WHAT YOU WILL DO: Look for "this" in the listing below. Gather each line that contains it.

SUPPLIED DATA:
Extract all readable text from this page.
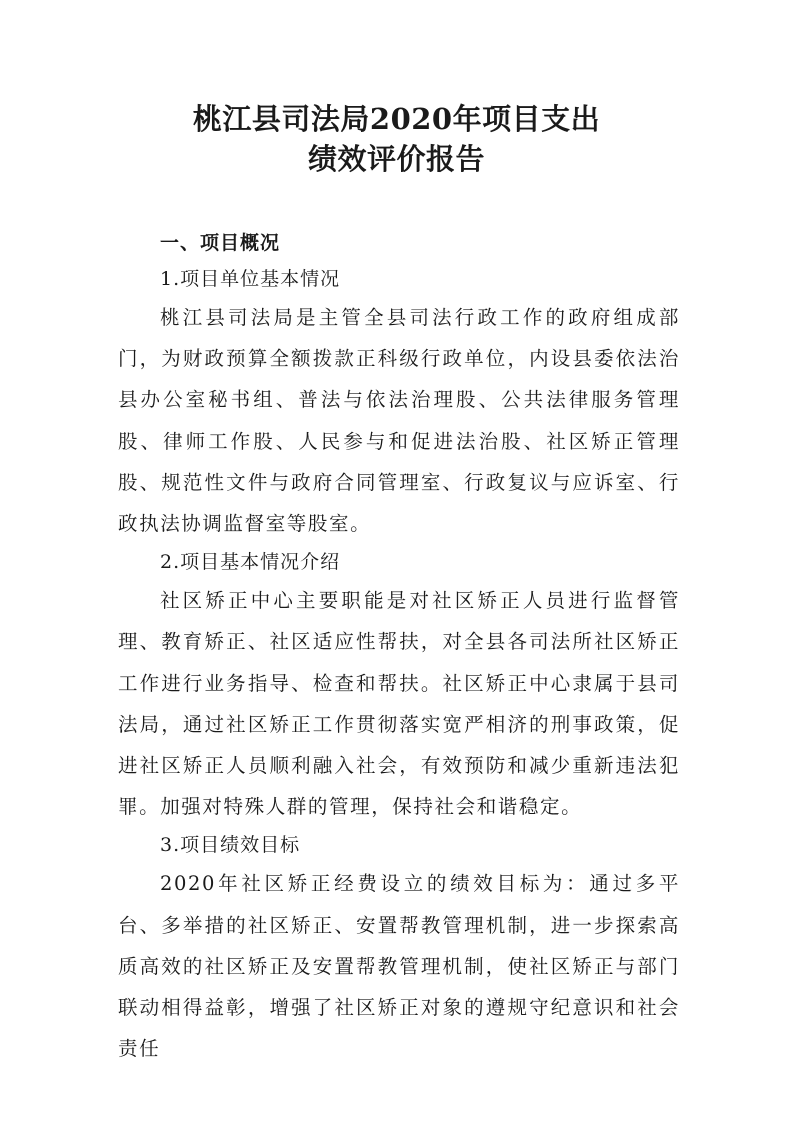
桃江县司法局2020年项目支出
绩效评价报告
一、项目概况
1.项目单位基本情况

桃江县司法局是主管全县司法行政工作的政府组成部门，为财政预算全额拨款正科级行政单位，内设县委依法治县办公室秘书组、普法与依法治理股、公共法律服务管理股、律师工作股、人民参与和促进法治股、社区矫正管理股、规范性文件与政府合同管理室、行政复议与应诉室、行政执法协调监督室等股室。

2.项目基本情况介绍

社区矫正中心主要职能是对社区矫正人员进行监督管理、教育矫正、社区适应性帮扶，对全县各司法所社区矫正工作进行业务指导、检查和帮扶。社区矫正中心隶属于县司法局，通过社区矫正工作贯彻落实宽严相济的刑事政策，促进社区矫正人员顺利融入社会，有效预防和减少重新违法犯罪。加强对特殊人群的管理，保持社会和谐稳定。

3.项目绩效目标

2020年社区矫正经费设立的绩效目标为：通过多平台、多举措的社区矫正、安置帮教管理机制，进一步探索高质高效的社区矫正及安置帮教管理机制，使社区矫正与部门联动相得益彰，增强了社区矫正对象的遵规守纪意识和社会责任
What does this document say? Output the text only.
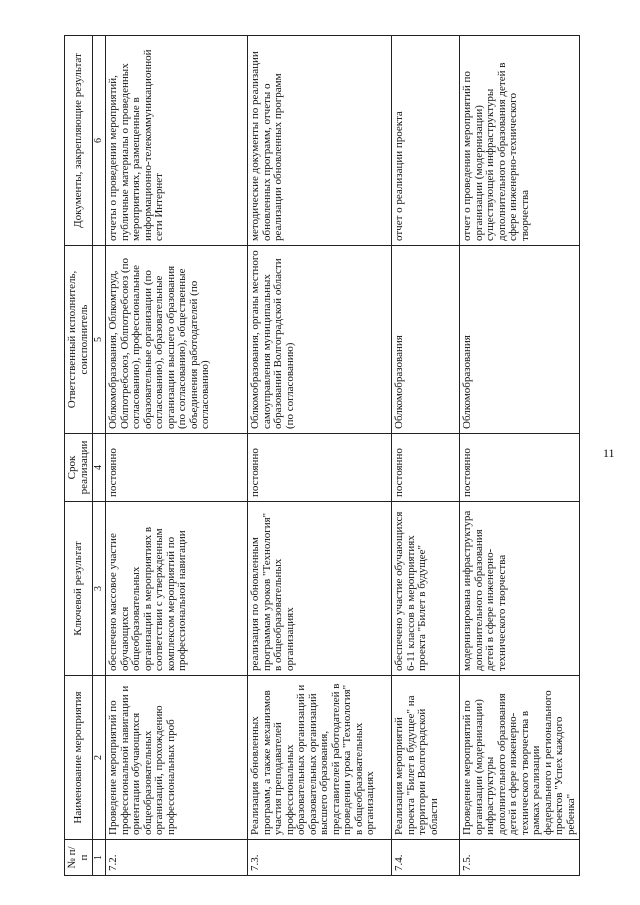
11
№ п/п	Наименование мероприятия	Ключевой результат	Срок реализации	Ответственный исполнитель, соисполнитель	Документы, закрепляющие результат
1	2	3	4	5	6
7.2.	Проведение мероприятий по профессиональной навигации и ориентации обучающихся общеобразовательных организаций, прохождению профессиональных проб	обеспечено массовое участие обучающихся общеобразовательных организаций в мероприятиях в соответствии с утвержденным комплексом мероприятий по профессиональной навигации	постоянно	Облкомобразования, Облкомтруд, Облпотребсоюз, Облпотребсоюз (по согласованию), профессиональные образовательные организации (по согласованию), образовательные организации высшего образования (по согласованию), общественные объединения работодателей (по согласованию)	отчеты о проведении мероприятий, публичные материалы о проведенных мероприятиях, размещенные в информационно-телекоммуникационной сети Интернет
7.3.	Реализация обновленных программ, а также механизмов участия преподавателей профессиональных образовательных организаций и образовательных организаций высшего образования, представителей работодателей в проведении урока "Технология" в общеобразовательных организациях	реализация по обновленным программам уроков "Технология" в общеобразовательных организациях	постоянно	Облкомобразования, органы местного самоуправления муниципальных образований Волгоградской области (по согласованию)	методические документы по реализации обновленных программ, отчеты о реализации обновленных программ
7.4.	Реализация мероприятий проекта "Билет в будущее" на территории Волгоградской области	обеспечено участие обучающихся 6-11 классов в мероприятиях проекта "Билет в будущее"	постоянно	Облкомобразования	отчет о реализации проекта
7.5.	Проведение мероприятий по организации (модернизации) инфраструктуры дополнительного образования детей в сфере инженерно-технического творчества в рамках реализации федерального и регионального проектов "Успех каждого ребенка"	модернизирована инфраструктура дополнительного образования детей в сфере инженерно-технического творчества	постоянно	Облкомобразования	отчет о проведении мероприятий по организации (модернизации) существующей инфраструктуры дополнительного образования детей в сфере инженерно-технического творчества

EXERCISE ANSWER:
Extract all readable text from this page.
What does this document say? Output the text only.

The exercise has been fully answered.